EXERCISE PROMPT: Every record here needs to be written out again exactly.

RECORDS FOR THIS EXERCISE:
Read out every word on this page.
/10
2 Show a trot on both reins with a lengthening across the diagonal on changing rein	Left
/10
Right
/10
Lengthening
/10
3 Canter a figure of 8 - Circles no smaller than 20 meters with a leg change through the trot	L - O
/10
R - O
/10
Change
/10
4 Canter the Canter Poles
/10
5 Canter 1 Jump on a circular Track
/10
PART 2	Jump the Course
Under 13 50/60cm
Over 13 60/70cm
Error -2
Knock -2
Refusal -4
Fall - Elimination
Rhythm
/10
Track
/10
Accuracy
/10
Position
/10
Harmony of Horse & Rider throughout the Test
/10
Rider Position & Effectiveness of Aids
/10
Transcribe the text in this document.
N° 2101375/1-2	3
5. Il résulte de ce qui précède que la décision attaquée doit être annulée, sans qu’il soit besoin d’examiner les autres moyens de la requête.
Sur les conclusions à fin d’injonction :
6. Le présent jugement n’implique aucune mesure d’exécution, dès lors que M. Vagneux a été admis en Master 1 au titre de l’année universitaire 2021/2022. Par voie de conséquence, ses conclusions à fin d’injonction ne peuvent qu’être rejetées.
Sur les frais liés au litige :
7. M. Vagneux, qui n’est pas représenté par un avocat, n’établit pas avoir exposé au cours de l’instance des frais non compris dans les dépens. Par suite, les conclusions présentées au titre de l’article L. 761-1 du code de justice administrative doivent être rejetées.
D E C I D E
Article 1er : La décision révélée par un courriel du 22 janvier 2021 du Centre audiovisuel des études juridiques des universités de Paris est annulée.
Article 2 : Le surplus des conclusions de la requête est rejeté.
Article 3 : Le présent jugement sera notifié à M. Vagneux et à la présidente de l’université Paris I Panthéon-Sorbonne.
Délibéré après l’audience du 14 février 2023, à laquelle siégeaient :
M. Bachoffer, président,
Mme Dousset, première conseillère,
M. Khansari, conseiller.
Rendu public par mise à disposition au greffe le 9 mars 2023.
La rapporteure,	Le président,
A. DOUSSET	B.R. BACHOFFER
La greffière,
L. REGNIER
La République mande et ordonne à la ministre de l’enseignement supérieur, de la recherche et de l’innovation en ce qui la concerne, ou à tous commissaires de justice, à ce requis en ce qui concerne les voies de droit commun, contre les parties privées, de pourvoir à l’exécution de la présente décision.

SOLUTION FOR THIS TASK:
Read out every word on this page.
/10
2 Show a trot on both reins with a lengthening across the diagonal on changing rein	Left
/10
Right
/10
Lengthening
/10
3 Canter a figure of 8 - Circles no smaller than 20 meters with a leg change through the trot	L - O
/10
R - O
/10
Change
/10
4 Canter the Canter Poles
/10
5 Canter 1 Jump on a circular Track
/10
PART 2	Jump the Course
Under 13 50/60cm
Over 13 60/70cm
Error -2
Knock -2
Refusal -4
Fall - Elimination
Rhythm
/10
Track
/10
Accuracy
/10
Position
/10
Harmony of Horse & Rider throughout the Test
/10
Rider Position & Effectiveness of Aids
/10
Transcribe the text in this document.
N° 2101375/1-2	3
5. Il résulte de ce qui précède que la décision attaquée doit être annulée, sans qu’il soit besoin d’examiner les autres moyens de la requête.
Sur les conclusions à fin d’injonction :
6. Le présent jugement n’implique aucune mesure d’exécution, dès lors que M. Vagneux a été admis en Master 1 au titre de l’année universitaire 2021/2022. Par voie de conséquence, ses conclusions à fin d’injonction ne peuvent qu’être rejetées.
Sur les frais liés au litige :
7. M. Vagneux, qui n’est pas représenté par un avocat, n’établit pas avoir exposé au cours de l’instance des frais non compris dans les dépens. Par suite, les conclusions présentées au titre de l’article L. 761-1 du code de justice administrative doivent être rejetées.
D E C I D E
Article 1er : La décision révélée par un courriel du 22 janvier 2021 du Centre audiovisuel des études juridiques des universités de Paris est annulée.
Article 2 : Le surplus des conclusions de la requête est rejeté.
Article 3 : Le présent jugement sera notifié à M. Vagneux et à la présidente de l’université Paris I Panthéon-Sorbonne.
Délibéré après l’audience du 14 février 2023, à laquelle siégeaient :
M. Bachoffer, président,
Mme Dousset, première conseillère,
M. Khansari, conseiller.
Rendu public par mise à disposition au greffe le 9 mars 2023.
La rapporteure,	Le président,
A. DOUSSET	B.R. BACHOFFER
La greffière,
L. REGNIER
La République mande et ordonne à la ministre de l’enseignement supérieur, de la recherche et de l’innovation en ce qui la concerne, ou à tous commissaires de justice, à ce requis en ce qui concerne les voies de droit commun, contre les parties privées, de pourvoir à l’exécution de la présente décision.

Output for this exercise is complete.